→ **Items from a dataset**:

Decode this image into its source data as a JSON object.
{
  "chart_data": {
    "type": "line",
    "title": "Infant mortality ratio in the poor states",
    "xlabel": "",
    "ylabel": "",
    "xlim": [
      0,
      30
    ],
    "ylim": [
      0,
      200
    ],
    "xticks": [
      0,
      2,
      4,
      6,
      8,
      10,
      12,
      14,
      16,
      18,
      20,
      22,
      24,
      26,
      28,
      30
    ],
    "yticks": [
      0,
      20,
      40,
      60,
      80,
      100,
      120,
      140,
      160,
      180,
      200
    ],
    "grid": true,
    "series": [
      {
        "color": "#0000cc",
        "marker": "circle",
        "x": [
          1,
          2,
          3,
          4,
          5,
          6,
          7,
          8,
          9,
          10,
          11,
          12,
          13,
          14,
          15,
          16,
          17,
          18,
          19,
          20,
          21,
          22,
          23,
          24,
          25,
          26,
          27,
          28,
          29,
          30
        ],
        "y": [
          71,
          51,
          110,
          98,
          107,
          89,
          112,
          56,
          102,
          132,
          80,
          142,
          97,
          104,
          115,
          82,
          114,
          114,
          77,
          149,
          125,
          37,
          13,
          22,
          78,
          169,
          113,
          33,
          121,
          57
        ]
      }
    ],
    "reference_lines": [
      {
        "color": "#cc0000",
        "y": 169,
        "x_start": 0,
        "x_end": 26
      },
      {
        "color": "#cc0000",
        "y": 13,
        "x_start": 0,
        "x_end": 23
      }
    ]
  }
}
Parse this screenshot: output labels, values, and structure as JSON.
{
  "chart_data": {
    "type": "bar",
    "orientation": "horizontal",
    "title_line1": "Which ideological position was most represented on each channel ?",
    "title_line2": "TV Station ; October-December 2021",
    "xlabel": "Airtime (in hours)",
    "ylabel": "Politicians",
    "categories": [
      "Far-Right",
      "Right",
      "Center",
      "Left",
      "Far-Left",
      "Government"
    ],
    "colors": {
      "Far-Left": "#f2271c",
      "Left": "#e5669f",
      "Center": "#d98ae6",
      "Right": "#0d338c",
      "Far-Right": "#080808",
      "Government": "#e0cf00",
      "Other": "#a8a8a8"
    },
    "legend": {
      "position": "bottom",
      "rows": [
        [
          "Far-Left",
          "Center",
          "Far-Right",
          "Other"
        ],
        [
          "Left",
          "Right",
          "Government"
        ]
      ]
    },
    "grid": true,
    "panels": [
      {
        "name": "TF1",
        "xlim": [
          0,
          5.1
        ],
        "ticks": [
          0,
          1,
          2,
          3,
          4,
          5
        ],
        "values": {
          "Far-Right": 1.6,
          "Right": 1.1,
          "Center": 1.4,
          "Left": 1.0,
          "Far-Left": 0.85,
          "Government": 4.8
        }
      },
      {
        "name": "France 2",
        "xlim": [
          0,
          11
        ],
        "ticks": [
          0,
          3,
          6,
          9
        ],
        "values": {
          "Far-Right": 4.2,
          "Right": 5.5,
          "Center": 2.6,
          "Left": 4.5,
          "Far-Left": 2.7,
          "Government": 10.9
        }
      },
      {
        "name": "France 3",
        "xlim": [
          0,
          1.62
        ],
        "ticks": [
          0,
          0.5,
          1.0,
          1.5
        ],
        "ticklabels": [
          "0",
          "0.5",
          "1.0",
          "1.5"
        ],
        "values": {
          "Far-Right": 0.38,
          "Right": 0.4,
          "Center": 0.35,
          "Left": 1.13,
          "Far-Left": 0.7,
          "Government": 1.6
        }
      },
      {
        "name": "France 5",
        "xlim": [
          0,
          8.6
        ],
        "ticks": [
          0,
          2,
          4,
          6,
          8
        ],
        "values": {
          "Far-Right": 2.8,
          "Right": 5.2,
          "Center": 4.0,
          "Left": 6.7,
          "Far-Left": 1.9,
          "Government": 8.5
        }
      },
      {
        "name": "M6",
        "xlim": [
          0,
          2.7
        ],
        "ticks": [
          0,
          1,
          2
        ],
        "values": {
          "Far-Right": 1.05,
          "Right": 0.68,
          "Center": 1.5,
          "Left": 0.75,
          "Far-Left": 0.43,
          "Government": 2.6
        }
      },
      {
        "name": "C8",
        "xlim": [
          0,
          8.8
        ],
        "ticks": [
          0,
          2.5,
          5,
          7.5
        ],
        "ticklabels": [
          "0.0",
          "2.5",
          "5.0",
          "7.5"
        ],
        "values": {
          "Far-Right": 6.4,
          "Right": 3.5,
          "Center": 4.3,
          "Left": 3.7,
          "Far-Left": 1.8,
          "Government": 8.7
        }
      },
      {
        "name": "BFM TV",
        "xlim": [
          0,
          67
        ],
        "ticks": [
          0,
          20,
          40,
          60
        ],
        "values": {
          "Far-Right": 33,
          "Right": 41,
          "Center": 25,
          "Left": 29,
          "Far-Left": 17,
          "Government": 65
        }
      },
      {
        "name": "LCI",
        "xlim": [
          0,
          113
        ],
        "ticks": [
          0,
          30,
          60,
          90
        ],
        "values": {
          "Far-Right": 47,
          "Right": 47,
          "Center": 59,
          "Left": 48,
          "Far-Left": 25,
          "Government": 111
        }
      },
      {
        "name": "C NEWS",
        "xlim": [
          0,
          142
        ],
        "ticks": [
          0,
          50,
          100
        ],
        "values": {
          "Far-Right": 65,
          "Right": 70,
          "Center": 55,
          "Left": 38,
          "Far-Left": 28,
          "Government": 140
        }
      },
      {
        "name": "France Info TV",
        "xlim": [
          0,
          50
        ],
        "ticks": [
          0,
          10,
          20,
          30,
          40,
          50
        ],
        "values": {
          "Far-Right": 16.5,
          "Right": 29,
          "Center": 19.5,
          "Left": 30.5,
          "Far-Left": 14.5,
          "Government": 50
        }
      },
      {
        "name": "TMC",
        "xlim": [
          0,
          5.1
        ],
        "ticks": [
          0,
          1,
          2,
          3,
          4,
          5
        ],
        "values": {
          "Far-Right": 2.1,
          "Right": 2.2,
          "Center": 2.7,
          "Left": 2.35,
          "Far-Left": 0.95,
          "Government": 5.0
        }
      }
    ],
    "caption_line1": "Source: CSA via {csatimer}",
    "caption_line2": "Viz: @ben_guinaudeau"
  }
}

→ **Task details**:
Copy out the whole listing exactly as written.

→ **Right answer**:
Decode this image into its source data as a JSON object.
{
  "chart_data": {
    "type": "line",
    "title": "Infant mortality ratio in the poor states",
    "xlabel": "",
    "ylabel": "",
    "xlim": [
      0,
      30
    ],
    "ylim": [
      0,
      200
    ],
    "xticks": [
      0,
      2,
      4,
      6,
      8,
      10,
      12,
      14,
      16,
      18,
      20,
      22,
      24,
      26,
      28,
      30
    ],
    "yticks": [
      0,
      20,
      40,
      60,
      80,
      100,
      120,
      140,
      160,
      180,
      200
    ],
    "grid": true,
    "series": [
      {
        "color": "#0000cc",
        "marker": "circle",
        "x": [
          1,
          2,
          3,
          4,
          5,
          6,
          7,
          8,
          9,
          10,
          11,
          12,
          13,
          14,
          15,
          16,
          17,
          18,
          19,
          20,
          21,
          22,
          23,
          24,
          25,
          26,
          27,
          28,
          29,
          30
        ],
        "y": [
          71,
          51,
          110,
          98,
          107,
          89,
          112,
          56,
          102,
          132,
          80,
          142,
          97,
          104,
          115,
          82,
          114,
          114,
          77,
          149,
          125,
          37,
          13,
          22,
          78,
          169,
          113,
          33,
          121,
          57
        ]
      }
    ],
    "reference_lines": [
      {
        "color": "#cc0000",
        "y": 169,
        "x_start": 0,
        "x_end": 26
      },
      {
        "color": "#cc0000",
        "y": 13,
        "x_start": 0,
        "x_end": 23
      }
    ]
  }
}
Parse this screenshot: output labels, values, and structure as JSON.
{
  "chart_data": {
    "type": "bar",
    "orientation": "horizontal",
    "title_line1": "Which ideological position was most represented on each channel ?",
    "title_line2": "TV Station ; October-December 2021",
    "xlabel": "Airtime (in hours)",
    "ylabel": "Politicians",
    "categories": [
      "Far-Right",
      "Right",
      "Center",
      "Left",
      "Far-Left",
      "Government"
    ],
    "colors": {
      "Far-Left": "#f2271c",
      "Left": "#e5669f",
      "Center": "#d98ae6",
      "Right": "#0d338c",
      "Far-Right": "#080808",
      "Government": "#e0cf00",
      "Other": "#a8a8a8"
    },
    "legend": {
      "position": "bottom",
      "rows": [
        [
          "Far-Left",
          "Center",
          "Far-Right",
          "Other"
        ],
        [
          "Left",
          "Right",
          "Government"
        ]
      ]
    },
    "grid": true,
    "panels": [
      {
        "name": "TF1",
        "xlim": [
          0,
          5.1
        ],
        "ticks": [
          0,
          1,
          2,
          3,
          4,
          5
        ],
        "values": {
          "Far-Right": 1.6,
          "Right": 1.1,
          "Center": 1.4,
          "Left": 1.0,
          "Far-Left": 0.85,
          "Government": 4.8
        }
      },
      {
        "name": "France 2",
        "xlim": [
          0,
          11
        ],
        "ticks": [
          0,
          3,
          6,
          9
        ],
        "values": {
          "Far-Right": 4.2,
          "Right": 5.5,
          "Center": 2.6,
          "Left": 4.5,
          "Far-Left": 2.7,
          "Government": 10.9
        }
      },
      {
        "name": "France 3",
        "xlim": [
          0,
          1.62
        ],
        "ticks": [
          0,
          0.5,
          1.0,
          1.5
        ],
        "ticklabels": [
          "0",
          "0.5",
          "1.0",
          "1.5"
        ],
        "values": {
          "Far-Right": 0.38,
          "Right": 0.4,
          "Center": 0.35,
          "Left": 1.13,
          "Far-Left": 0.7,
          "Government": 1.6
        }
      },
      {
        "name": "France 5",
        "xlim": [
          0,
          8.6
        ],
        "ticks": [
          0,
          2,
          4,
          6,
          8
        ],
        "values": {
          "Far-Right": 2.8,
          "Right": 5.2,
          "Center": 4.0,
          "Left": 6.7,
          "Far-Left": 1.9,
          "Government": 8.5
        }
      },
      {
        "name": "M6",
        "xlim": [
          0,
          2.7
        ],
        "ticks": [
          0,
          1,
          2
        ],
        "values": {
          "Far-Right": 1.05,
          "Right": 0.68,
          "Center": 1.5,
          "Left": 0.75,
          "Far-Left": 0.43,
          "Government": 2.6
        }
      },
      {
        "name": "C8",
        "xlim": [
          0,
          8.8
        ],
        "ticks": [
          0,
          2.5,
          5,
          7.5
        ],
        "ticklabels": [
          "0.0",
          "2.5",
          "5.0",
          "7.5"
        ],
        "values": {
          "Far-Right": 6.4,
          "Right": 3.5,
          "Center": 4.3,
          "Left": 3.7,
          "Far-Left": 1.8,
          "Government": 8.7
        }
      },
      {
        "name": "BFM TV",
        "xlim": [
          0,
          67
        ],
        "ticks": [
          0,
          20,
          40,
          60
        ],
        "values": {
          "Far-Right": 33,
          "Right": 41,
          "Center": 25,
          "Left": 29,
          "Far-Left": 17,
          "Government": 65
        }
      },
      {
        "name": "LCI",
        "xlim": [
          0,
          113
        ],
        "ticks": [
          0,
          30,
          60,
          90
        ],
        "values": {
          "Far-Right": 47,
          "Right": 47,
          "Center": 59,
          "Left": 48,
          "Far-Left": 25,
          "Government": 111
        }
      },
      {
        "name": "C NEWS",
        "xlim": [
          0,
          142
        ],
        "ticks": [
          0,
          50,
          100
        ],
        "values": {
          "Far-Right": 65,
          "Right": 70,
          "Center": 55,
          "Left": 38,
          "Far-Left": 28,
          "Government": 140
        }
      },
      {
        "name": "France Info TV",
        "xlim": [
          0,
          50
        ],
        "ticks": [
          0,
          10,
          20,
          30,
          40,
          50
        ],
        "values": {
          "Far-Right": 16.5,
          "Right": 29,
          "Center": 19.5,
          "Left": 30.5,
          "Far-Left": 14.5,
          "Government": 50
        }
      },
      {
        "name": "TMC",
        "xlim": [
          0,
          5.1
        ],
        "ticks": [
          0,
          1,
          2,
          3,
          4,
          5
        ],
        "values": {
          "Far-Right": 2.1,
          "Right": 2.2,
          "Center": 2.7,
          "Left": 2.35,
          "Far-Left": 0.95,
          "Government": 5.0
        }
      }
    ],
    "caption_line1": "Source: CSA via {csatimer}",
    "caption_line2": "Viz: @ben_guinaudeau"
  }
}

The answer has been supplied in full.